## Begin Extracted material
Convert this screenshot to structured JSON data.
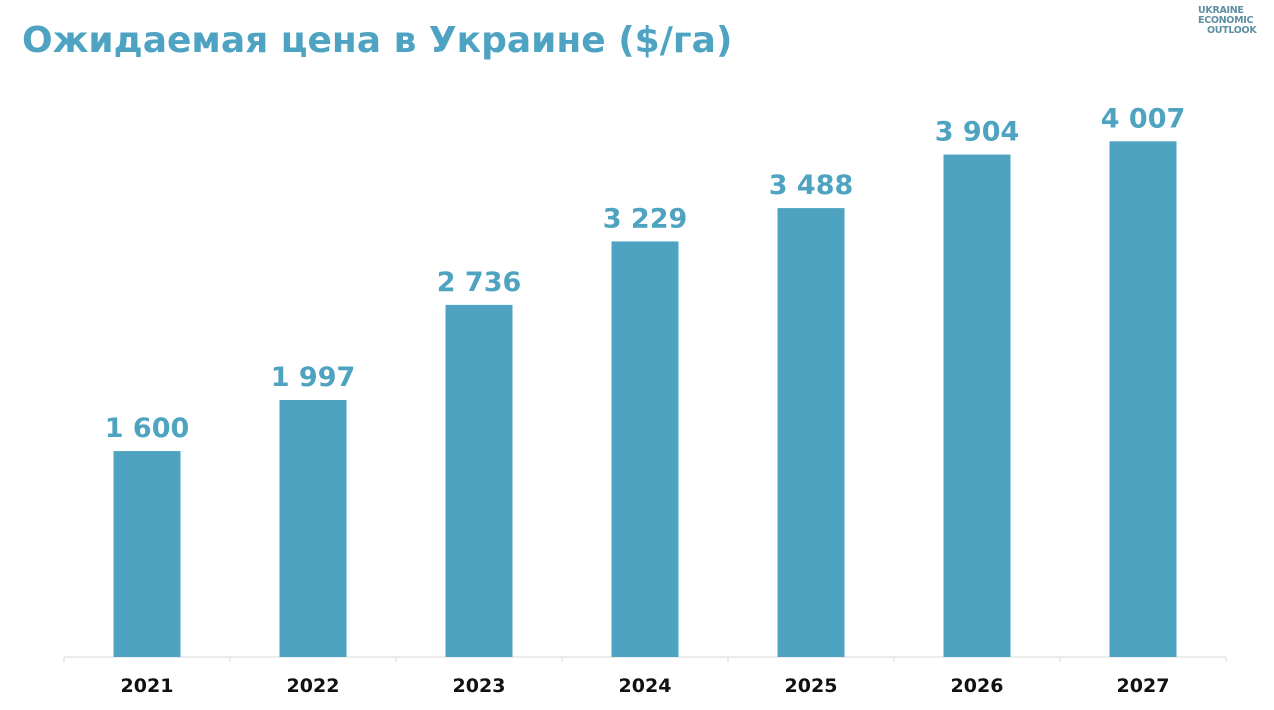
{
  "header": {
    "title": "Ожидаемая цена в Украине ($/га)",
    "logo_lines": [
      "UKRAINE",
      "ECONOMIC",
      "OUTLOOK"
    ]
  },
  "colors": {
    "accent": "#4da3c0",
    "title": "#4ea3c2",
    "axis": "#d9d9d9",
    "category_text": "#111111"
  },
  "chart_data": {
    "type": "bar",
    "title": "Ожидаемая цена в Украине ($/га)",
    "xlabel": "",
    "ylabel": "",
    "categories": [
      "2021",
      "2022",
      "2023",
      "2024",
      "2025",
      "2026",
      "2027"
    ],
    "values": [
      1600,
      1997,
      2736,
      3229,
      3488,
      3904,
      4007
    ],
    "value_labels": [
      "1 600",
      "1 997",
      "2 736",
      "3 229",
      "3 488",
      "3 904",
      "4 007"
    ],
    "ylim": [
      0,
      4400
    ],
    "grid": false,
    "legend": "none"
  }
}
## End Extracted material
* _Problem description_:
Repeat the preceding records precisely, and leave every picture out of the copy.

* _Response to this task_:
Convert this screenshot to structured JSON data.
{
  "header": {
    "title": "Ожидаемая цена в Украине ($/га)",
    "logo_lines": [
      "UKRAINE",
      "ECONOMIC",
      "OUTLOOK"
    ]
  },
  "colors": {
    "accent": "#4da3c0",
    "title": "#4ea3c2",
    "axis": "#d9d9d9",
    "category_text": "#111111"
  },
  "chart_data": {
    "type": "bar",
    "title": "Ожидаемая цена в Украине ($/га)",
    "xlabel": "",
    "ylabel": "",
    "categories": [
      "2021",
      "2022",
      "2023",
      "2024",
      "2025",
      "2026",
      "2027"
    ],
    "values": [
      1600,
      1997,
      2736,
      3229,
      3488,
      3904,
      4007
    ],
    "value_labels": [
      "1 600",
      "1 997",
      "2 736",
      "3 229",
      "3 488",
      "3 904",
      "4 007"
    ],
    "ylim": [
      0,
      4400
    ],
    "grid": false,
    "legend": "none"
  }
}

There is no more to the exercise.